_Given task_: Set down each line of the material that follows, exactly, with no pictures.

(Records from a collection of figures)
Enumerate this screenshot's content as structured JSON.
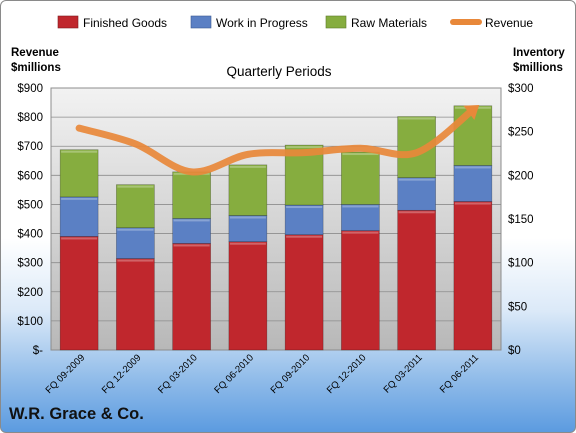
{
  "company": "W.R. Grace & Co.",
  "chart_data": {
    "type": "bar",
    "stacked": true,
    "title": "Quarterly Periods",
    "ylabel_left": [
      "Revenue",
      "$millions"
    ],
    "ylabel_right": [
      "Inventory",
      "$millions"
    ],
    "categories": [
      "FQ 09-2009",
      "FQ 12-2009",
      "FQ 03-2010",
      "FQ 06-2010",
      "FQ 09-2010",
      "FQ 12-2010",
      "FQ 03-2011",
      "FQ 06-2011"
    ],
    "ylim_left": [
      0,
      900
    ],
    "ylim_right": [
      0,
      300
    ],
    "yticks_left": [
      "$-",
      "$100",
      "$200",
      "$300",
      "$400",
      "$500",
      "$600",
      "$700",
      "$800",
      "$900"
    ],
    "yticks_right": [
      "$0",
      "$50",
      "$100",
      "$150",
      "$200",
      "$250",
      "$300"
    ],
    "grid": true,
    "legend_position": "top",
    "series": [
      {
        "name": "Finished Goods",
        "axis": "left",
        "kind": "bar",
        "color": "#c0272d",
        "values": [
          390,
          314,
          366,
          372,
          396,
          410,
          480,
          510
        ]
      },
      {
        "name": "Work in Progress",
        "axis": "left",
        "kind": "bar",
        "color": "#5b80c4",
        "values": [
          136,
          106,
          86,
          90,
          102,
          90,
          112,
          124
        ]
      },
      {
        "name": "Raw Materials",
        "axis": "left",
        "kind": "bar",
        "color": "#86ad3f",
        "values": [
          162,
          148,
          160,
          174,
          206,
          180,
          210,
          205
        ]
      },
      {
        "name": "Revenue",
        "axis": "right",
        "kind": "line",
        "color": "#e8883a",
        "values": [
          254,
          236,
          204,
          224,
          226,
          231,
          226,
          275
        ]
      }
    ]
  }
}
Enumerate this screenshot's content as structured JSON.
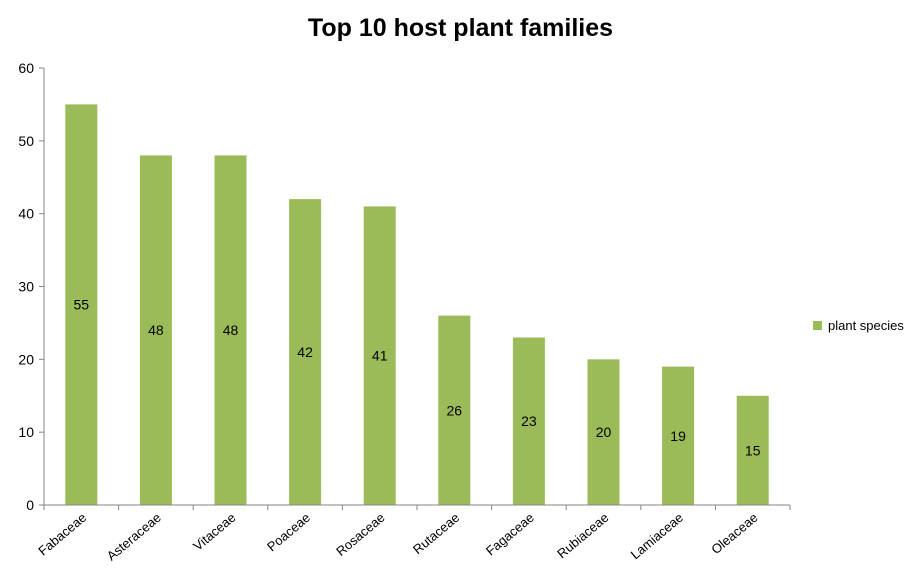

_The answer_:
Enumerate this screenshot's content as structured JSON.
{
  "company": "W.R. Grace & Co.",
  "chart_data": {
    "type": "bar",
    "stacked": true,
    "title": "Quarterly Periods",
    "ylabel_left": [
      "Revenue",
      "$millions"
    ],
    "ylabel_right": [
      "Inventory",
      "$millions"
    ],
    "categories": [
      "FQ 09-2009",
      "FQ 12-2009",
      "FQ 03-2010",
      "FQ 06-2010",
      "FQ 09-2010",
      "FQ 12-2010",
      "FQ 03-2011",
      "FQ 06-2011"
    ],
    "ylim_left": [
      0,
      900
    ],
    "ylim_right": [
      0,
      300
    ],
    "yticks_left": [
      "$-",
      "$100",
      "$200",
      "$300",
      "$400",
      "$500",
      "$600",
      "$700",
      "$800",
      "$900"
    ],
    "yticks_right": [
      "$0",
      "$50",
      "$100",
      "$150",
      "$200",
      "$250",
      "$300"
    ],
    "grid": true,
    "legend_position": "top",
    "series": [
      {
        "name": "Finished Goods",
        "axis": "left",
        "kind": "bar",
        "color": "#c0272d",
        "values": [
          390,
          314,
          366,
          372,
          396,
          410,
          480,
          510
        ]
      },
      {
        "name": "Work in Progress",
        "axis": "left",
        "kind": "bar",
        "color": "#5b80c4",
        "values": [
          136,
          106,
          86,
          90,
          102,
          90,
          112,
          124
        ]
      },
      {
        "name": "Raw Materials",
        "axis": "left",
        "kind": "bar",
        "color": "#86ad3f",
        "values": [
          162,
          148,
          160,
          174,
          206,
          180,
          210,
          205
        ]
      },
      {
        "name": "Revenue",
        "axis": "right",
        "kind": "line",
        "color": "#e8883a",
        "values": [
          254,
          236,
          204,
          224,
          226,
          231,
          226,
          275
        ]
      }
    ]
  }
}
Enumerate this screenshot's content as structured JSON.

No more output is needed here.